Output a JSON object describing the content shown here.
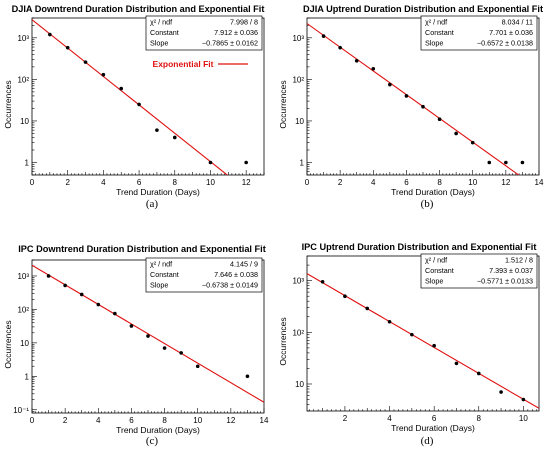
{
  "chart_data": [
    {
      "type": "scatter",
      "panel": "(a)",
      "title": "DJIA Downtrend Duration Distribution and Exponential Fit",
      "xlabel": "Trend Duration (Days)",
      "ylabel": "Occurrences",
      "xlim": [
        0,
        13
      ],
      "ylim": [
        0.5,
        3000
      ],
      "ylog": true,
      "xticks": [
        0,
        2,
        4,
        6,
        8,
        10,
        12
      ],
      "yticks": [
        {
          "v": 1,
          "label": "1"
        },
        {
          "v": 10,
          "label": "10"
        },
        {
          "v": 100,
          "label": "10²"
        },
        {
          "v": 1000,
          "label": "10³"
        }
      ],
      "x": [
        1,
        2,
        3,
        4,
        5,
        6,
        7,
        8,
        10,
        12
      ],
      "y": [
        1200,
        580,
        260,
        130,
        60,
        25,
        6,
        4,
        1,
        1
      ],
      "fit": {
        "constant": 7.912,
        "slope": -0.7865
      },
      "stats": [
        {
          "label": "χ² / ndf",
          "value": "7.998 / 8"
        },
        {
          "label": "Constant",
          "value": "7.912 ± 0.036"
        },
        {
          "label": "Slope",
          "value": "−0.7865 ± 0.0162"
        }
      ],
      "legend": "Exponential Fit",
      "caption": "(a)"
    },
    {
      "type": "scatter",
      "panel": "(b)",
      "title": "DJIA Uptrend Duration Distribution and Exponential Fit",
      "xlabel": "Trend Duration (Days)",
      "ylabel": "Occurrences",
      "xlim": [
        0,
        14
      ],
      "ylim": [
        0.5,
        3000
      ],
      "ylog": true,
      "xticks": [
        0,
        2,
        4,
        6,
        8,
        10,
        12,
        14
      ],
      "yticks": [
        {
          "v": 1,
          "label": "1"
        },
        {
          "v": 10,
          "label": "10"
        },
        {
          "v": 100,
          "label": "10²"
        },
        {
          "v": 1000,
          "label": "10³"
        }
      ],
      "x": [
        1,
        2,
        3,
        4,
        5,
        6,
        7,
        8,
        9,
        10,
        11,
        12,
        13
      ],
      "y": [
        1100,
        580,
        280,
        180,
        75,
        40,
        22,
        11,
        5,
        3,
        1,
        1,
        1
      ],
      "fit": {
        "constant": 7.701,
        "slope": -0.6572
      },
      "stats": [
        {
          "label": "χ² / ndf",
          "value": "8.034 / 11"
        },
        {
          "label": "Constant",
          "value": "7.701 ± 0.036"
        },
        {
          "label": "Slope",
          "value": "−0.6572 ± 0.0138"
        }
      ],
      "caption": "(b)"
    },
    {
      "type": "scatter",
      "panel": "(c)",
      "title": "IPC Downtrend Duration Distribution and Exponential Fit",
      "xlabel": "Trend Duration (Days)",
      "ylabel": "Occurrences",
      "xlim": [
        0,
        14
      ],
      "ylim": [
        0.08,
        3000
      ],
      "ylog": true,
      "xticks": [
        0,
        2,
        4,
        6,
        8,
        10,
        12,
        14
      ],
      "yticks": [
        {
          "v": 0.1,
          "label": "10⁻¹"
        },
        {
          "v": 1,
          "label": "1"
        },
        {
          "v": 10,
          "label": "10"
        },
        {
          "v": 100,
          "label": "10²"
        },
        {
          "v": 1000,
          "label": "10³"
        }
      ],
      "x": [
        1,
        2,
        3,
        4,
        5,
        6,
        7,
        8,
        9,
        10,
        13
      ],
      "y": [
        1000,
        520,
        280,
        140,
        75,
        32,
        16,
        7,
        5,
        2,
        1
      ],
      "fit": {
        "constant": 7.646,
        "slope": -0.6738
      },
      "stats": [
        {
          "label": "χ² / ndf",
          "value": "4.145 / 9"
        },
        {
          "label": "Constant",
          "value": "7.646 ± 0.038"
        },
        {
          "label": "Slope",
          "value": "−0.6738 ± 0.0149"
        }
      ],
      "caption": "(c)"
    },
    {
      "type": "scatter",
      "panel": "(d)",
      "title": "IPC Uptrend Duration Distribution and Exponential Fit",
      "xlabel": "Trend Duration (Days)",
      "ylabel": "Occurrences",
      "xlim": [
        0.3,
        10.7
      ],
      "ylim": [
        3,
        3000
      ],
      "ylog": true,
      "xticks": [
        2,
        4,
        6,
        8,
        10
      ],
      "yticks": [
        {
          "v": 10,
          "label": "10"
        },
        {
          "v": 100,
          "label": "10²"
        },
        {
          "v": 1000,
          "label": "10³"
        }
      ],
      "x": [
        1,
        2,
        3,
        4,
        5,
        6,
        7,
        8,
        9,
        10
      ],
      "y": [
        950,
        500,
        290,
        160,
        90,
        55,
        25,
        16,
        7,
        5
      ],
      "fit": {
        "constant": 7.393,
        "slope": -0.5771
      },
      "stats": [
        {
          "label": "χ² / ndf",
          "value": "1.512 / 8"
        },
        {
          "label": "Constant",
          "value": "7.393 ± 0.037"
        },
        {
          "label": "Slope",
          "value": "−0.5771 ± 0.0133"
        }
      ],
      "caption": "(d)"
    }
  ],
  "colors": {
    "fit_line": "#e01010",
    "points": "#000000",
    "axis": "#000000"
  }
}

...

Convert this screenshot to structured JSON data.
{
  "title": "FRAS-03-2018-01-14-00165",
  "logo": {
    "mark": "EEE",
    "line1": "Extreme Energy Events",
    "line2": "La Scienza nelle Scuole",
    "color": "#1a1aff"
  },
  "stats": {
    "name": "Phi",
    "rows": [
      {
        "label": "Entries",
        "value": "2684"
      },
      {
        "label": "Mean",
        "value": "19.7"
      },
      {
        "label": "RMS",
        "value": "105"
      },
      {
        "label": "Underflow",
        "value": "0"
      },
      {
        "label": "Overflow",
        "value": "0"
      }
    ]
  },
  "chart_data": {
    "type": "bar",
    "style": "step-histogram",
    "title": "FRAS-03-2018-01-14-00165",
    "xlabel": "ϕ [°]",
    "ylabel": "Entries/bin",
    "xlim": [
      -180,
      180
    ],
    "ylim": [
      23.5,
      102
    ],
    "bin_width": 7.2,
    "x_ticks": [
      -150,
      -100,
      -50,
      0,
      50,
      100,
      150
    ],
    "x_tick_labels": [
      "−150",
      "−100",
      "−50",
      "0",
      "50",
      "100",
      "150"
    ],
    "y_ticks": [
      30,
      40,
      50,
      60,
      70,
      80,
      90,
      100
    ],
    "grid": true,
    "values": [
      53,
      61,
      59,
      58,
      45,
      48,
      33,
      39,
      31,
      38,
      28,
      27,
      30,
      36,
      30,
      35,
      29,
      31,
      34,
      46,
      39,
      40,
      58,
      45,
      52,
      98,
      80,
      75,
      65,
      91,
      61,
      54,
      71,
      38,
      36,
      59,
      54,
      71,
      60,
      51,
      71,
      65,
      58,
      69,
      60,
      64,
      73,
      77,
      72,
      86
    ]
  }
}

> EXERCISE DESCRIPTION:
Select the lines that carry the string "JSON" and copy them.

> TASK ANSWER:
Output a JSON object describing the content shown here.
Convert this screenshot to structured JSON data.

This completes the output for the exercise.